Write the next part of the passage below on the women converted in King Lamoni's household, starting right after its last sentence.

• [TEXT TO READ]
■ ■ ■ ■

There is one other woman connected with these events. After having a little confrontation with his son, King Lamoni’s father decides to give the gospel a chance. Ammon’s brother, Aaron, goes to visit him. A similar event happens. King Lamoni’s father, upon hearing the gospel, prays to Lord and falls down as if he were dead. His wife, though, is not as accepting as her daughter-in-law. Instead of believing Aaron, she commands her servants to take him. They refuse out of fear. The queen then commands that the people come and slay Aaron. To avoid any further contention, Aaron stretches forth his hand and raises the King up. The King then proceeds to convert entire household, including his wife. Though this woman does not initially believe and welcome Aaron, she eventually has her own change of heart and joins the church with her husband. As her husband has married children, it is less likely that this woman is the mother of a stripling warrior. But her testimony doubtlessly affected her children and their children and her grandsons could have been among those who remembered the words of their mother.

Though these three women are never again mentioned individually, they are doubtless part of the group of people who moved from the lands of the Lamanites to the land of Jershon, under Nephite protection. These people took on a new name, the Anti-Nephi-Lehites. Therefore, it is no stretch of the imagination to guess that these three women could have been among the ranks of mothers who taught their sons to trust in the Lord. These women could have been among those referred by when the sons of Helaman said, “We do not doubt our mothers knew it.”

■ ■ ■ ■

• [GIVEN INFORMATION]
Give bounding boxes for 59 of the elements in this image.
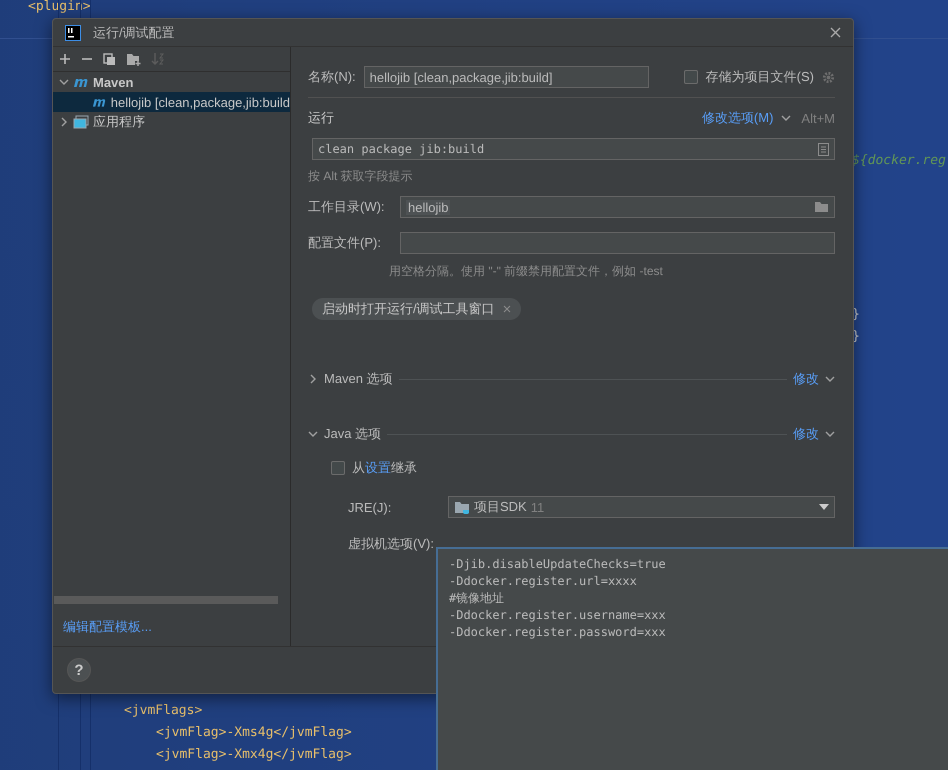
jre-dropdown[interactable]: 项目SDK 11 <box>448 496 835 518</box>
code-line: <plugin> <box>28 0 91 14</box>
profiles-field[interactable] <box>400 232 835 254</box>
tree-item[interactable]: hellojib [clean,package,jib:build <box>53 92 290 112</box>
maven-icon <box>73 76 89 88</box>
code-line: ${docker.reg <box>852 153 946 168</box>
jre-label: JRE(J): <box>348 500 392 514</box>
add-icon[interactable] <box>59 53 71 65</box>
profiles-label: 配置文件(P): <box>308 234 382 252</box>
section-title: Java 选项 <box>324 425 382 443</box>
window-icon <box>73 115 89 129</box>
checkbox[interactable] <box>331 461 345 475</box>
chevron-icon[interactable] <box>781 113 792 123</box>
hint-text: 按 Alt 获取字段提示 <box>308 168 413 184</box>
chevron-icon[interactable] <box>825 374 835 384</box>
copy-icon[interactable] <box>103 52 116 66</box>
code-line: <jvmFlag>-Xms4g</jvmFlag> <box>156 725 352 740</box>
folder-icon[interactable] <box>814 201 829 213</box>
modify-options-link[interactable]: 修改选项(M) <box>702 109 774 127</box>
option-tag[interactable]: 启动时打开运行/调试工具窗口 <box>312 298 521 320</box>
chevron-icon[interactable] <box>308 429 318 439</box>
name-field[interactable]: hellojib [clean,package,jib:build] <box>364 66 649 88</box>
checkbox[interactable] <box>684 70 698 84</box>
close-icon[interactable] <box>830 27 841 38</box>
shortcut-hint: Alt+M <box>801 110 835 126</box>
working-dir-label: 工作目录(W): <box>308 198 386 216</box>
vm-options-label: 虚拟机选项(V): <box>348 535 434 553</box>
settings-link[interactable]: 设置 <box>365 460 391 475</box>
modify-link[interactable]: 修改 <box>793 370 819 388</box>
code-line: } <box>852 307 860 322</box>
help-button[interactable]: ? <box>67 658 91 682</box>
working-dir-field[interactable]: hellojib <box>400 196 835 218</box>
code-line: <jvmFlag>-Xmx4g</jvmFlag> <box>156 747 352 762</box>
inherit-label: 从设置继承 <box>352 459 417 477</box>
tree-item[interactable]: Maven <box>53 72 290 92</box>
chevron-icon[interactable] <box>825 429 835 439</box>
chevron-icon[interactable] <box>308 374 318 384</box>
tree-item[interactable]: 应用程序 <box>53 112 290 132</box>
close-icon[interactable] <box>502 305 511 313</box>
dialog-title: 运行/调试配置 <box>93 24 176 42</box>
hint-text: 用空格分隔。使用 "-" 前缀禁用配置文件，例如 -test <box>388 262 663 280</box>
folder-add-icon[interactable] <box>126 52 141 66</box>
vm-options-field[interactable]: -Djib.disableUpdateChecks=true -Ddocker.register.url=xxxx #镜像地址 -Ddocker.register.username=xxx -Ddocker.register.password=xxx <box>436 547 948 770</box>
chevron-icon[interactable] <box>59 77 69 87</box>
app-icon <box>65 24 81 40</box>
folder-icon <box>454 500 470 514</box>
code-line: } <box>852 329 860 344</box>
run-heading: 运行 <box>308 109 335 127</box>
edit-templates-link[interactable]: 编辑配置模板... <box>53 604 290 646</box>
modify-link[interactable]: 修改 <box>793 425 819 443</box>
settings-icon[interactable] <box>822 70 835 84</box>
command-field[interactable]: clean package jib:build <box>312 138 835 160</box>
name-label: 名称(N): <box>308 68 356 86</box>
document-icon[interactable] <box>818 142 829 156</box>
section-title: Maven 选项 <box>324 370 393 388</box>
chevron-icon[interactable] <box>59 117 69 127</box>
code-line: <jvmFlags> <box>124 703 202 718</box>
store-as-file-label: 存储为项目文件(S) <box>706 68 814 86</box>
dropdown-arrow-icon <box>819 504 829 510</box>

■ ■ ■ ■

• [EXPECTED OUTPUT]
  1. You know, I’d never made the connection between those stories before, that Abish and Lamoni’s wife could be the mothers or grandmothers of the sons of Helaman. (For all the times I’ve read the BoM, I’m realizing that my sense of the chronology of it all is still rather fuzzy!)

    The story of Abish is one I find intriuging. There are so few women even mentioned in the text, let alone by name, and suddenly along comes this woman who’s been secretly converted for years, and who clearly isn’t afraid of taking the initiative. Not to mention that she doesn’t show up in the context of a traditional female role; we don’t even know if she’s a wife or a mother.

    Sometimes I wonder if we’d have more stories like this, and fewer about military strategy, if Mormon hadn’t been a general. 😉

  2. I hadn’t ever really made this connection either, so thanks for the insight. I love deepening my understanding of the scriptures, especially when it involves stories about strong women.

  3. Great post, Elbereth! I had also never thought about who the mothers whose sons did not doubt their faith were.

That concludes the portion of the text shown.